Quel corpo che, non nominato, diventa un nemico

Dario Rea e Daria D'Antonio in un momento di «Fat Pig», in scena nel Ridotto del Mercadante (le foto che illustrano l'articolo sono di Marco Ghidelli)

Dario Rea e Daria D’Antonio in un momento di «Fat Pig», in scena nel Ridotto del Mercadante
(le foto che illustrano l’articolo sono di Marco Ghidelli)

NAPOLI – Il tema fondamentale del teatro di Neil LaBute – uno dei più accorsati fra gli autori statunitensi della generazione succeduta a Mamet – è la difficoltà, spesso insormontabile, della comunicazione fra le persone, in particolare fra gli uomini e le donne. Ce lo dimostrò, nel 2013, l’allestimento di «Some girl(s)», presentato dal Bellini per la regia di Marcello Cotugno. E ce lo ribadisce, adesso, l’allestimento di «Fat Pig», che lo Stabile di Napoli presenta nel Ridotto del Mercadante, per la regia di Alfonso Postiglione, nella traduzione dello stesso Cotugno e di Gianluca Ficca.
Il plot verte sulla storia d’amore, brevissima perché impossibile, fra Tom, un impiegato amministrativo, ed Helen, una bibliotecaria in più che evidente sovrappeso. Ed è una storia impossibile in virtù del fatto che Tom non riesce a sopportare i commenti sarcastici o malevoli che circa quel rapporto sciorinano in continuazione i suoi colleghi, soprattutto l’amico Carter e Jeannie, la donna con la quale usciva prima d’incontrare Helen.
Ma, ben al di là della trama, ciò che conta è che il testo – un atto unico diviso in sette scene («Quel primo incontro con lei», «Gli amici al lavoro capiscono», «Una sorprendente serata insieme», «Ritorno al lavoro», «Territori vecchi per la nuova coppia», «Colpi di scena in ufficio» e «Una burrascosa giornata sulla spiaggia») – ripropone ancora una volta il perfetto identificarsi del tema di cui all’inizio con la scrittura adottata da LaBute per svolgerlo: una scrittura asfittica, che spasima ineffettuale in un susseguirsi lento di battute spesso brevi, spesso lasciate in sospeso e ancora più spesso ridotte a scheletrici monosillabi.

**OBIETTIVO 1:** Converti in una lista JSON di stringhe le righe dell'elenco, dalla prima fino a quella che contiene "spec-cell: 3.5 [208,617,266,649]" inclusa, con una stringa per riga e senza le righe vuote.

Record contenuti in un dataset:
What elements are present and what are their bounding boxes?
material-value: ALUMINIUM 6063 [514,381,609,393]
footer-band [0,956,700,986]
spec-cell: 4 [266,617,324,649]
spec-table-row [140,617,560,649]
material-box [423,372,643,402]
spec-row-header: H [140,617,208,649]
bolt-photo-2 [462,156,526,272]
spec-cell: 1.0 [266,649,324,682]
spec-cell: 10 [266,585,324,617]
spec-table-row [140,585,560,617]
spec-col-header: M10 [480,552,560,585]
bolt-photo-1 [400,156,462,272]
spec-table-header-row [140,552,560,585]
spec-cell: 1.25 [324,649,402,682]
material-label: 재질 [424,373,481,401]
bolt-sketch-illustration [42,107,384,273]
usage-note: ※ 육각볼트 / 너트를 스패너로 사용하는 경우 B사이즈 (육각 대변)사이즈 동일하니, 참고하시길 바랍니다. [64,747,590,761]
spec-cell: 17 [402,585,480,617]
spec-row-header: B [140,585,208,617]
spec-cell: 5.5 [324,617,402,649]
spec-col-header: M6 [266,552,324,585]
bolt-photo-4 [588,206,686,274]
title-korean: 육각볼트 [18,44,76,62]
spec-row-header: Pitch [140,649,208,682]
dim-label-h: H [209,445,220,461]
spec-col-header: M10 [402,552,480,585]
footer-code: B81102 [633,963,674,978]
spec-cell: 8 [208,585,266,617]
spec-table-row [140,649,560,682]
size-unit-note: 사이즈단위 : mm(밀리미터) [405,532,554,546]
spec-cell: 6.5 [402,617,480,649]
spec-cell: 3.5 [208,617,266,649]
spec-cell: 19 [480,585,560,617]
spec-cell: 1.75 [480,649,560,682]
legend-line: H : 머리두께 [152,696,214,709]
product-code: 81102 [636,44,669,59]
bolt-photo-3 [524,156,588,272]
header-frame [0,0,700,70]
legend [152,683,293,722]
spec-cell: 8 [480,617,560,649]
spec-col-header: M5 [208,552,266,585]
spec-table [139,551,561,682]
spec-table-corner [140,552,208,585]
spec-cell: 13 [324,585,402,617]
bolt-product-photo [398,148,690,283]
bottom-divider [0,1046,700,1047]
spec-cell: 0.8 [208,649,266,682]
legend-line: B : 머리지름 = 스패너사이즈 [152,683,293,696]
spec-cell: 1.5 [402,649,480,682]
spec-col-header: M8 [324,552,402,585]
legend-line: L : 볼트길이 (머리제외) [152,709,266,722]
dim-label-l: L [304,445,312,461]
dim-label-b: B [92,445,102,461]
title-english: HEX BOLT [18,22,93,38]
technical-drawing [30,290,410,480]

**OBIETTIVO 2:**
Rispondi a queste domande basandoti sull'articolo su «Fat Pig»:
(a) Chi cura la regia dell'allestimento presentato dallo Stabile di Napoli?
(b) Che lavoro svolge Helen?
(c) In quante scene è diviso l'atto unico?

**RISPOSTA COMPLETA 1:**
[
  "What elements are present and what are their bounding boxes?",
  "material-value: ALUMINIUM 6063 [514,381,609,393]",
  "footer-band [0,956,700,986]",
  "spec-cell: 4 [266,617,324,649]",
  "spec-table-row [140,617,560,649]",
  "material-box [423,372,643,402]",
  "spec-row-header: H [140,617,208,649]",
  "bolt-photo-2 [462,156,526,272]",
  "spec-cell: 1.0 [266,649,324,682]",
  "spec-cell: 10 [266,585,324,617]",
  "spec-table-row [140,585,560,617]",
  "spec-col-header: M10 [480,552,560,585]",
  "bolt-photo-1 [400,156,462,272]",
  "spec-table-header-row [140,552,560,585]",
  "spec-cell: 1.25 [324,649,402,682]",
  "material-label: 재질 [424,373,481,401]",
  "bolt-sketch-illustration [42,107,384,273]",
  "usage-note: ※ 육각볼트 / 너트를 스패너로 사용하는 경우 B사이즈 (육각 대변)사이즈 동일하니, 참고하시길 바랍니다. [64,747,590,761]",
  "spec-cell: 17 [402,585,480,617]",
  "spec-row-header: B [140,585,208,617]",
  "spec-cell: 5.5 [324,617,402,649]",
  "spec-col-header: M6 [266,552,324,585]",
  "bolt-photo-4 [588,206,686,274]",
  "title-korean: 육각볼트 [18,44,76,62]",
  "spec-row-header: Pitch [140,649,208,682]",
  "dim-label-h: H [209,445,220,461]",
  "spec-col-header: M10 [402,552,480,585]",
  "footer-code: B81102 [633,963,674,978]",
  "spec-cell: 8 [208,585,266,617]",
  "spec-table-row [140,649,560,682]",
  "size-unit-note: 사이즈단위 : mm(밀리미터) [405,532,554,546]",
  "spec-cell: 6.5 [402,617,480,649]",
  "spec-cell: 3.5 [208,617,266,649]"
]

**RISPOSTA COMPLETA 2:**
(a) Alfonso Postiglione.
(b) È una bibliotecaria.
(c) In sette scene.